▶ [Work to do]:
Lines containing the string "JSON" are to be collected in full.

▶ [Record list]:
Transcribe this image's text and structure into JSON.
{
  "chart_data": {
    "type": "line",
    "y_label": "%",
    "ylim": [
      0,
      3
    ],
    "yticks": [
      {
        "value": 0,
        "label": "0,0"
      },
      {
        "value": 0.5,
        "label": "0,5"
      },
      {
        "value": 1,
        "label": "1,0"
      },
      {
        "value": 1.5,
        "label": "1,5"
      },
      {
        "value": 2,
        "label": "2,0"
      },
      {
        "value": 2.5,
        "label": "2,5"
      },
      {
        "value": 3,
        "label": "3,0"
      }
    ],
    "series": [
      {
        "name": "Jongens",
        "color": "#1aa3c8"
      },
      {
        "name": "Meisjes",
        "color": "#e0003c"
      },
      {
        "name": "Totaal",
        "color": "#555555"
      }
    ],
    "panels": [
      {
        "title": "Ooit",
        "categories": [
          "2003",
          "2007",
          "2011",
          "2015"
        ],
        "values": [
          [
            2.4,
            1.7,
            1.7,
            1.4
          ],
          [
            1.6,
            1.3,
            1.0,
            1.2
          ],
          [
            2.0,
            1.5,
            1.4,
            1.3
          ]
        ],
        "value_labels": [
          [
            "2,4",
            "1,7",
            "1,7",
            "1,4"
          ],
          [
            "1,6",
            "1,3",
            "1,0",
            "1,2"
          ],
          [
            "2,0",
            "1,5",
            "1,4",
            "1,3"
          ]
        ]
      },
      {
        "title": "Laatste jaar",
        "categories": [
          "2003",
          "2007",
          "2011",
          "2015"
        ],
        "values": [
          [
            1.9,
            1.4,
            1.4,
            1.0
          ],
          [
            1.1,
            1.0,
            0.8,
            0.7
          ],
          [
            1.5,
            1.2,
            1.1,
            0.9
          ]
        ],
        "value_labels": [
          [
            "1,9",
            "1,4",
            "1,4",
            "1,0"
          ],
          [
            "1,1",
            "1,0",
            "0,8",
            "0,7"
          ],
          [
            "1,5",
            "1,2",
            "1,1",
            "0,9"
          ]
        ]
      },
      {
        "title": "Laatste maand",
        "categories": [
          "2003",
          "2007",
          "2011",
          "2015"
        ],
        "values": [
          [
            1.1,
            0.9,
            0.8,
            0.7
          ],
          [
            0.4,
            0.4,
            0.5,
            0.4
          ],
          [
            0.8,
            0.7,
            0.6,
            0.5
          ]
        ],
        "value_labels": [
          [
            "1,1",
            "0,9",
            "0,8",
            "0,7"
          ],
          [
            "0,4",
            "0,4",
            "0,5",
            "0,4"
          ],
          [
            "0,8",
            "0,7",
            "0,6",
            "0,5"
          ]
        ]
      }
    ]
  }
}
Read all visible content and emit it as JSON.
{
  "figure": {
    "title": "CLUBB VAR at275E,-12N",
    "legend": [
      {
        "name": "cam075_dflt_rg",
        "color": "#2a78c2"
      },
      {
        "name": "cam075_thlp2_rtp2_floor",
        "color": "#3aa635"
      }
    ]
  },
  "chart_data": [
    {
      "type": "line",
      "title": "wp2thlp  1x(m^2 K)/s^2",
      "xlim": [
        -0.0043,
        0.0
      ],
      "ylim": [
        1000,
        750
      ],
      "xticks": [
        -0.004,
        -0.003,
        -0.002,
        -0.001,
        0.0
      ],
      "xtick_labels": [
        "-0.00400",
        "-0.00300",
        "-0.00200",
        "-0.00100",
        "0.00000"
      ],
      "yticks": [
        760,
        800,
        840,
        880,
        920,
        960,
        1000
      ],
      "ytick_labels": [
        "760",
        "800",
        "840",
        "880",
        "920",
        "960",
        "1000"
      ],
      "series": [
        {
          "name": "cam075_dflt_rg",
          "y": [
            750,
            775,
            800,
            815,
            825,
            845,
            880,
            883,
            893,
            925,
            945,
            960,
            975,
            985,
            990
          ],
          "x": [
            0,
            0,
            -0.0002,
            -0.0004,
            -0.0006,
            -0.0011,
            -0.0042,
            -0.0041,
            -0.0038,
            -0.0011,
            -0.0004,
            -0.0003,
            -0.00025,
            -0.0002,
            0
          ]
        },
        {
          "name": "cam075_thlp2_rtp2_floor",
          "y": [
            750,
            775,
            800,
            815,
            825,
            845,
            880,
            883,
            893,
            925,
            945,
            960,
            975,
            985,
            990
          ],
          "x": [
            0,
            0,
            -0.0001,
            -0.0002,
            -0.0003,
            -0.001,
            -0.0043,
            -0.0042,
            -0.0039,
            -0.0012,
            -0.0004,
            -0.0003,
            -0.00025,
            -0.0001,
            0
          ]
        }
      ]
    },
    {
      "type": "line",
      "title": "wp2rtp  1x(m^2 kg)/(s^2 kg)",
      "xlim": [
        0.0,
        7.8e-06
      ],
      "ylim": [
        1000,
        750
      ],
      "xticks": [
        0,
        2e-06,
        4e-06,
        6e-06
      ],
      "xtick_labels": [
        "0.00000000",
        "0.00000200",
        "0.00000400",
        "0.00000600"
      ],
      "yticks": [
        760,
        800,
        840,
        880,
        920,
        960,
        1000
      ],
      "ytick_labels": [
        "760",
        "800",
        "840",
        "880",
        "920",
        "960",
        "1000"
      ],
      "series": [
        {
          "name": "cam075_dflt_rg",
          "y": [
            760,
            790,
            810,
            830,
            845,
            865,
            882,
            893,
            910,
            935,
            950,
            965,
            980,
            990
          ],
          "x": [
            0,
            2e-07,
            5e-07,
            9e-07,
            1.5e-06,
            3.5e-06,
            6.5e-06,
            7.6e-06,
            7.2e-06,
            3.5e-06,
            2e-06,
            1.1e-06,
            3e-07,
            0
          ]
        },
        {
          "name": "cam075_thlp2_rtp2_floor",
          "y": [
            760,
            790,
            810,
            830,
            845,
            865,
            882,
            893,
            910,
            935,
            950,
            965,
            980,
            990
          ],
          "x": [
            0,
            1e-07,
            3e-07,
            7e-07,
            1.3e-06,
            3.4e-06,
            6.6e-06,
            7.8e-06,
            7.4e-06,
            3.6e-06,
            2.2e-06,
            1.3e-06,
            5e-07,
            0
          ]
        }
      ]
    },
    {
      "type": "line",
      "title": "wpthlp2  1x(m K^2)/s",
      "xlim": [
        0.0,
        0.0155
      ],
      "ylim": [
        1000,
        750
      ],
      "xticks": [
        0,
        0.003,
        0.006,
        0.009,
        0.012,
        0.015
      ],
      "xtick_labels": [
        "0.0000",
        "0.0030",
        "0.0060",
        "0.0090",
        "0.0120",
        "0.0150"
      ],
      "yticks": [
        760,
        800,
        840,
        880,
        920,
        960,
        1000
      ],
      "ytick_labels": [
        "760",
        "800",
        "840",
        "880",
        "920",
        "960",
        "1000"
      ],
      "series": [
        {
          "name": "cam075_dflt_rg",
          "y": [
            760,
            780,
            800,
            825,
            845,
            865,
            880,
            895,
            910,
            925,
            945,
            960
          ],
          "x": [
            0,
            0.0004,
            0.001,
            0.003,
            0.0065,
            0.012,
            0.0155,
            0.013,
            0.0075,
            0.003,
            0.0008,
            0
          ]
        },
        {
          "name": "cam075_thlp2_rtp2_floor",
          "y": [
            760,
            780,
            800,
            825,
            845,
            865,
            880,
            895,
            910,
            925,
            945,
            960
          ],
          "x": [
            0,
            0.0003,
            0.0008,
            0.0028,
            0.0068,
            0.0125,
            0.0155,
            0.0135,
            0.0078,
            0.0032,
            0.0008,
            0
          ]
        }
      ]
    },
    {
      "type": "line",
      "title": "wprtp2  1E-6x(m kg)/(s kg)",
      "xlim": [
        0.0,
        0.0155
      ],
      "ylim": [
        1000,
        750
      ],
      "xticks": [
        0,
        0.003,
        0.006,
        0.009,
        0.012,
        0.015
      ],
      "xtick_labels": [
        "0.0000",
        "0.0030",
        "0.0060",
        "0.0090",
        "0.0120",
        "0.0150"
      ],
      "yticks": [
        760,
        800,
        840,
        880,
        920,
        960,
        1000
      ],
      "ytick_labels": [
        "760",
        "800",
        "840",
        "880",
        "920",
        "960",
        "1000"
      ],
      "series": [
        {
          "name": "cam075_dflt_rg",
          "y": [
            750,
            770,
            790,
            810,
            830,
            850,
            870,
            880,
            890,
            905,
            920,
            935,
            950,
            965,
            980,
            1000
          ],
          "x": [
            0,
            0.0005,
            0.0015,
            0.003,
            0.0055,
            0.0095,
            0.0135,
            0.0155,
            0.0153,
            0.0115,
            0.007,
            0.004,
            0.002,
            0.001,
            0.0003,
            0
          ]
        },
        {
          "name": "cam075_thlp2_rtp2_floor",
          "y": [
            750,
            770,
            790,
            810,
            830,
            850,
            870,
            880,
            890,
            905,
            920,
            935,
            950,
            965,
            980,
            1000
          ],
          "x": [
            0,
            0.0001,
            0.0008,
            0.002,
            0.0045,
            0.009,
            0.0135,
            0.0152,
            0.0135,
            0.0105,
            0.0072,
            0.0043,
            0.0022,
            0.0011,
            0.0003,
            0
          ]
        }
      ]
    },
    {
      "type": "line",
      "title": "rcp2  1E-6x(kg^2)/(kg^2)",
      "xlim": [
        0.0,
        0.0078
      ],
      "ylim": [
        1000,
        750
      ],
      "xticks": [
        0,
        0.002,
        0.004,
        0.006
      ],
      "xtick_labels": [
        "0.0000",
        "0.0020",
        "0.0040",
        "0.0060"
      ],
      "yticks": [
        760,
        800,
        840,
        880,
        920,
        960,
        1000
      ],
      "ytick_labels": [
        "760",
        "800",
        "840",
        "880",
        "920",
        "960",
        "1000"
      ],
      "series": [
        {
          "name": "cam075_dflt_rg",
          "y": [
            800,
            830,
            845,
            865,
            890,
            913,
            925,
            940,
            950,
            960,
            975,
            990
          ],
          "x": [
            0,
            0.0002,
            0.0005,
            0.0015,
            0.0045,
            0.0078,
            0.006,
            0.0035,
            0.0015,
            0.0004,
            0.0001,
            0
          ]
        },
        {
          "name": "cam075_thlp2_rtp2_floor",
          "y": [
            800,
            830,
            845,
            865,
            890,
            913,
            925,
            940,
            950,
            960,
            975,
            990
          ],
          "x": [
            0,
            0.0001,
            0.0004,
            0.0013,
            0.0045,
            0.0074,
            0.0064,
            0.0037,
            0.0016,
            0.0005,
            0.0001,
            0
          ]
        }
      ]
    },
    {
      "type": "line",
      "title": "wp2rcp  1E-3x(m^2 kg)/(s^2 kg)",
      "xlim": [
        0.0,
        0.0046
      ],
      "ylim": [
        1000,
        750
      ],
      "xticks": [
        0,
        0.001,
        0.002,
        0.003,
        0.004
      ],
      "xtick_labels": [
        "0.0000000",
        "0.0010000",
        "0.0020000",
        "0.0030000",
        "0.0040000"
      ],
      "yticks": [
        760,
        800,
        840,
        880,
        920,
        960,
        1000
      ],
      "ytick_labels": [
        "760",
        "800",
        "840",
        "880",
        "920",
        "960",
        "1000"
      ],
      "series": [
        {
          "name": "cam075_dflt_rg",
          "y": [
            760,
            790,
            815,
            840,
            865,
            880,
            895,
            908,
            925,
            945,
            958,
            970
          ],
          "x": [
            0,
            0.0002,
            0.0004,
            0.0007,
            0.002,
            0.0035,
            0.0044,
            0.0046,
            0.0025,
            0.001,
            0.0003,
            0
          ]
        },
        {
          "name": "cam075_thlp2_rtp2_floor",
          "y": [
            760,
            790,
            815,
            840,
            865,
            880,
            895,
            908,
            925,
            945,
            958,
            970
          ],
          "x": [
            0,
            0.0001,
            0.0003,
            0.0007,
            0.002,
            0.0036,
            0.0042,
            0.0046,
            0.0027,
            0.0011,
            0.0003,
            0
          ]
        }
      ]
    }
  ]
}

▶ [Answer for this exercise]:
Transcribe this image's text and structure into JSON.
Read all visible content and emit it as JSON.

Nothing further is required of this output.